### Exercise materials:

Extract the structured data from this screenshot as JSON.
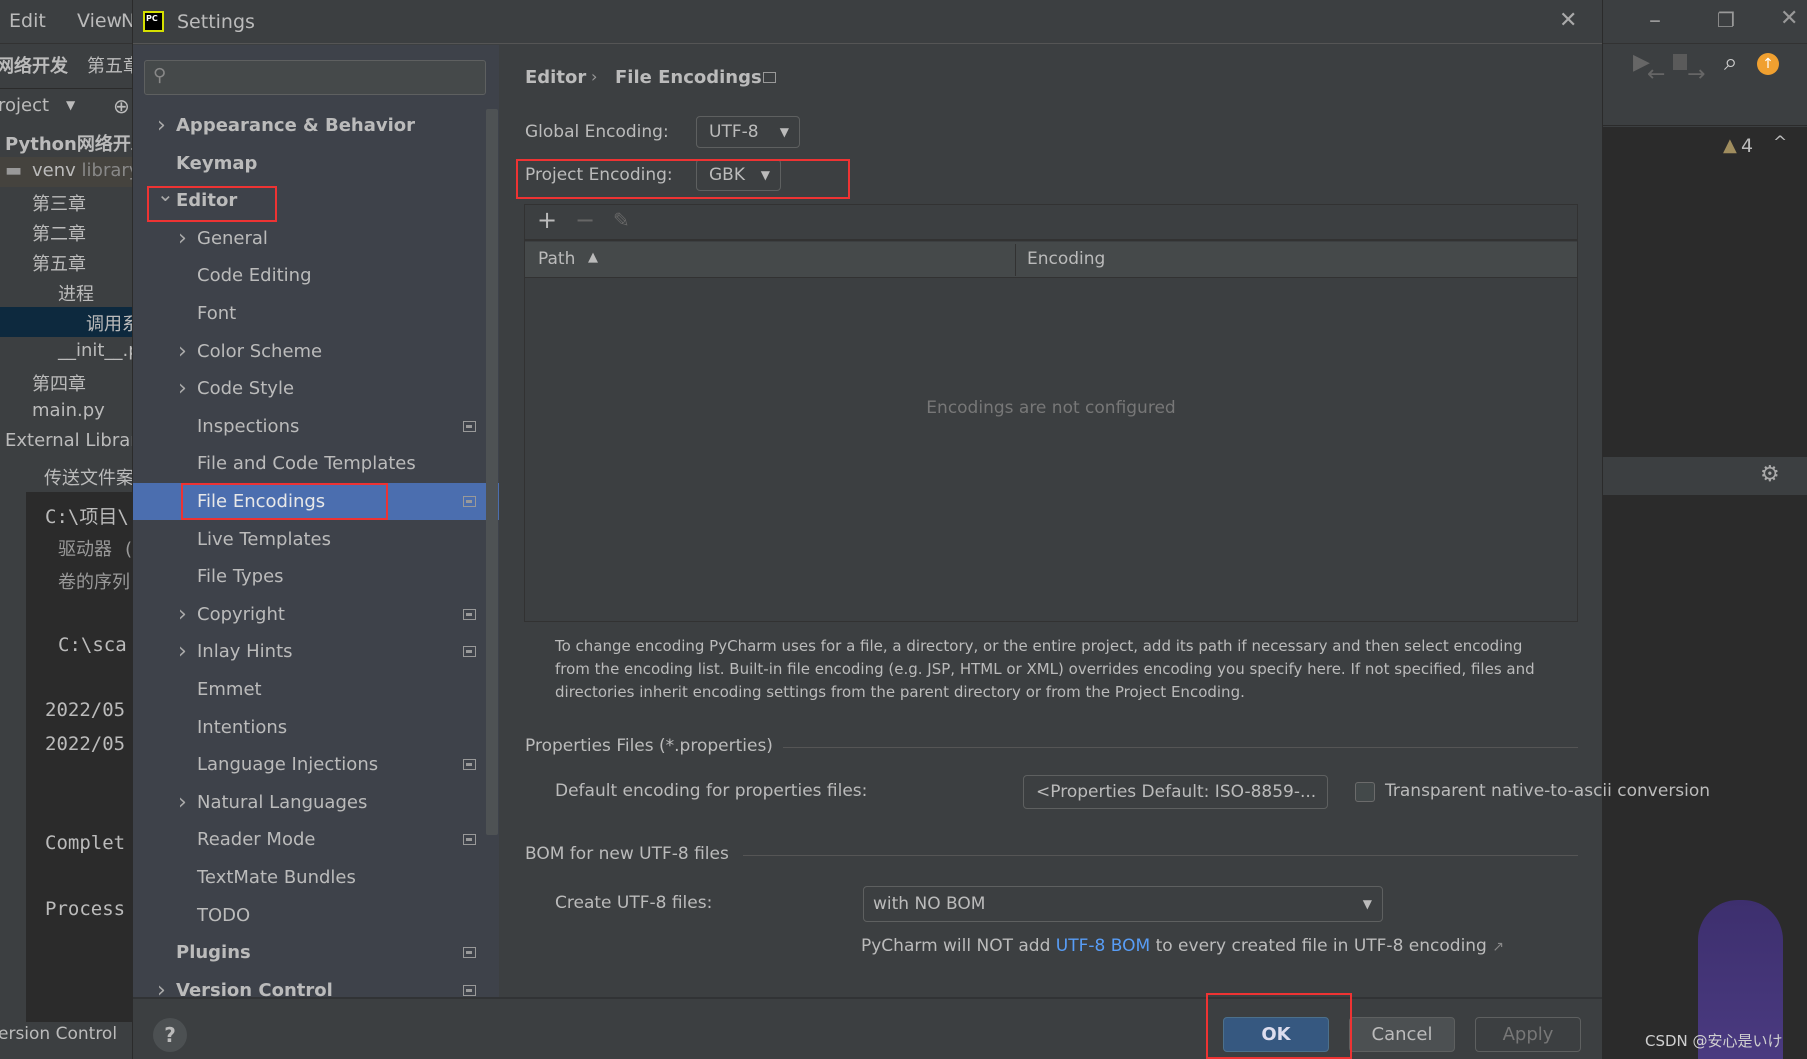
{
  "ide": {
    "menu": [
      "Edit",
      "View",
      "N"
    ],
    "breadcrumb": [
      "网络开发",
      "第五章"
    ],
    "project_selector": "roject",
    "project_root": "Python网络开发",
    "tree": [
      {
        "label": "venv",
        "extra": "library"
      },
      {
        "label": "第三章"
      },
      {
        "label": "第二章"
      },
      {
        "label": "第五章"
      },
      {
        "label": "进程"
      },
      {
        "label": "调用系"
      },
      {
        "label": "__init__.p"
      },
      {
        "label": "第四章"
      },
      {
        "label": "main.py"
      },
      {
        "label": "External Librar"
      }
    ],
    "run_tab": "传送文件案",
    "console": [
      "C:\\项目\\",
      "驱动器 (",
      "卷的序列",
      "C:\\sca",
      "2022/05",
      "2022/05",
      "Complet",
      "Process"
    ],
    "bottom_tab": "ersion Control",
    "warning_count": "4",
    "watermark": "CSDN @安心是いけ"
  },
  "dialog": {
    "title": "Settings",
    "search_placeholder": "",
    "tree": [
      {
        "label": "Appearance & Behavior",
        "level": 0,
        "bold": true,
        "chevron": "right"
      },
      {
        "label": "Keymap",
        "level": 0,
        "bold": true
      },
      {
        "label": "Editor",
        "level": 0,
        "bold": true,
        "chevron": "down"
      },
      {
        "label": "General",
        "level": 1,
        "chevron": "right"
      },
      {
        "label": "Code Editing",
        "level": 1
      },
      {
        "label": "Font",
        "level": 1
      },
      {
        "label": "Color Scheme",
        "level": 1,
        "chevron": "right"
      },
      {
        "label": "Code Style",
        "level": 1,
        "chevron": "right"
      },
      {
        "label": "Inspections",
        "level": 1,
        "project_icon": true
      },
      {
        "label": "File and Code Templates",
        "level": 1
      },
      {
        "label": "File Encodings",
        "level": 1,
        "project_icon": true,
        "selected": true
      },
      {
        "label": "Live Templates",
        "level": 1
      },
      {
        "label": "File Types",
        "level": 1
      },
      {
        "label": "Copyright",
        "level": 1,
        "chevron": "right",
        "project_icon": true
      },
      {
        "label": "Inlay Hints",
        "level": 1,
        "chevron": "right",
        "project_icon": true
      },
      {
        "label": "Emmet",
        "level": 1
      },
      {
        "label": "Intentions",
        "level": 1
      },
      {
        "label": "Language Injections",
        "level": 1,
        "project_icon": true
      },
      {
        "label": "Natural Languages",
        "level": 1,
        "chevron": "right"
      },
      {
        "label": "Reader Mode",
        "level": 1,
        "project_icon": true
      },
      {
        "label": "TextMate Bundles",
        "level": 1
      },
      {
        "label": "TODO",
        "level": 1
      },
      {
        "label": "Plugins",
        "level": 0,
        "bold": true,
        "project_icon": true
      },
      {
        "label": "Version Control",
        "level": 0,
        "bold": true,
        "chevron": "right",
        "project_icon": true
      }
    ],
    "breadcrumb": {
      "parent": "Editor",
      "current": "File Encodings"
    },
    "global_encoding": {
      "label": "Global Encoding:",
      "value": "UTF-8"
    },
    "project_encoding": {
      "label": "Project Encoding:",
      "value": "GBK"
    },
    "table": {
      "columns": [
        "Path",
        "Encoding"
      ],
      "sort": "ascending",
      "empty_text": "Encodings are not configured"
    },
    "help_text": [
      "To change encoding PyCharm uses for a file, a directory, or the entire project, add its path if necessary and then select encoding",
      "from the encoding list. Built-in file encoding (e.g. JSP, HTML or XML) overrides encoding you specify here. If not specified, files and",
      "directories inherit encoding settings from the parent directory or from the Project Encoding."
    ],
    "properties": {
      "heading": "Properties Files (*.properties)",
      "label": "Default encoding for properties files:",
      "value": "<Properties Default: ISO-8859-...",
      "checkbox_label": "Transparent native-to-ascii conversion",
      "checked": false
    },
    "bom": {
      "heading": "BOM for new UTF-8 files",
      "label": "Create UTF-8 files:",
      "value": "with NO BOM",
      "note_before": "PyCharm will NOT add ",
      "note_link": "UTF-8 BOM",
      "note_after": " to every created file in UTF-8 encoding"
    },
    "buttons": {
      "ok": "OK",
      "cancel": "Cancel",
      "apply": "Apply",
      "help": "?"
    },
    "colors": {
      "selection": "#4b6eaf",
      "link": "#589df6",
      "highlight": "#ee3333",
      "ok": "#365880"
    }
  }
}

### What the task requires:
Leave images out of the retyped records; keep all else exact.

### Answer to the task:
Extract the structured data from this screenshot as JSON.
{
  "ide": {
    "menu": [
      "Edit",
      "View",
      "N"
    ],
    "breadcrumb": [
      "网络开发",
      "第五章"
    ],
    "project_selector": "roject",
    "project_root": "Python网络开发",
    "tree": [
      {
        "label": "venv",
        "extra": "library"
      },
      {
        "label": "第三章"
      },
      {
        "label": "第二章"
      },
      {
        "label": "第五章"
      },
      {
        "label": "进程"
      },
      {
        "label": "调用系"
      },
      {
        "label": "__init__.p"
      },
      {
        "label": "第四章"
      },
      {
        "label": "main.py"
      },
      {
        "label": "External Librar"
      }
    ],
    "run_tab": "传送文件案",
    "console": [
      "C:\\项目\\",
      "驱动器 (",
      "卷的序列",
      "C:\\sca",
      "2022/05",
      "2022/05",
      "Complet",
      "Process"
    ],
    "bottom_tab": "ersion Control",
    "warning_count": "4",
    "watermark": "CSDN @安心是いけ"
  },
  "dialog": {
    "title": "Settings",
    "search_placeholder": "",
    "tree": [
      {
        "label": "Appearance & Behavior",
        "level": 0,
        "bold": true,
        "chevron": "right"
      },
      {
        "label": "Keymap",
        "level": 0,
        "bold": true
      },
      {
        "label": "Editor",
        "level": 0,
        "bold": true,
        "chevron": "down"
      },
      {
        "label": "General",
        "level": 1,
        "chevron": "right"
      },
      {
        "label": "Code Editing",
        "level": 1
      },
      {
        "label": "Font",
        "level": 1
      },
      {
        "label": "Color Scheme",
        "level": 1,
        "chevron": "right"
      },
      {
        "label": "Code Style",
        "level": 1,
        "chevron": "right"
      },
      {
        "label": "Inspections",
        "level": 1,
        "project_icon": true
      },
      {
        "label": "File and Code Templates",
        "level": 1
      },
      {
        "label": "File Encodings",
        "level": 1,
        "project_icon": true,
        "selected": true
      },
      {
        "label": "Live Templates",
        "level": 1
      },
      {
        "label": "File Types",
        "level": 1
      },
      {
        "label": "Copyright",
        "level": 1,
        "chevron": "right",
        "project_icon": true
      },
      {
        "label": "Inlay Hints",
        "level": 1,
        "chevron": "right",
        "project_icon": true
      },
      {
        "label": "Emmet",
        "level": 1
      },
      {
        "label": "Intentions",
        "level": 1
      },
      {
        "label": "Language Injections",
        "level": 1,
        "project_icon": true
      },
      {
        "label": "Natural Languages",
        "level": 1,
        "chevron": "right"
      },
      {
        "label": "Reader Mode",
        "level": 1,
        "project_icon": true
      },
      {
        "label": "TextMate Bundles",
        "level": 1
      },
      {
        "label": "TODO",
        "level": 1
      },
      {
        "label": "Plugins",
        "level": 0,
        "bold": true,
        "project_icon": true
      },
      {
        "label": "Version Control",
        "level": 0,
        "bold": true,
        "chevron": "right",
        "project_icon": true
      }
    ],
    "breadcrumb": {
      "parent": "Editor",
      "current": "File Encodings"
    },
    "global_encoding": {
      "label": "Global Encoding:",
      "value": "UTF-8"
    },
    "project_encoding": {
      "label": "Project Encoding:",
      "value": "GBK"
    },
    "table": {
      "columns": [
        "Path",
        "Encoding"
      ],
      "sort": "ascending",
      "empty_text": "Encodings are not configured"
    },
    "help_text": [
      "To change encoding PyCharm uses for a file, a directory, or the entire project, add its path if necessary and then select encoding",
      "from the encoding list. Built-in file encoding (e.g. JSP, HTML or XML) overrides encoding you specify here. If not specified, files and",
      "directories inherit encoding settings from the parent directory or from the Project Encoding."
    ],
    "properties": {
      "heading": "Properties Files (*.properties)",
      "label": "Default encoding for properties files:",
      "value": "<Properties Default: ISO-8859-...",
      "checkbox_label": "Transparent native-to-ascii conversion",
      "checked": false
    },
    "bom": {
      "heading": "BOM for new UTF-8 files",
      "label": "Create UTF-8 files:",
      "value": "with NO BOM",
      "note_before": "PyCharm will NOT add ",
      "note_link": "UTF-8 BOM",
      "note_after": " to every created file in UTF-8 encoding"
    },
    "buttons": {
      "ok": "OK",
      "cancel": "Cancel",
      "apply": "Apply",
      "help": "?"
    },
    "colors": {
      "selection": "#4b6eaf",
      "link": "#589df6",
      "highlight": "#ee3333",
      "ok": "#365880"
    }
  }
}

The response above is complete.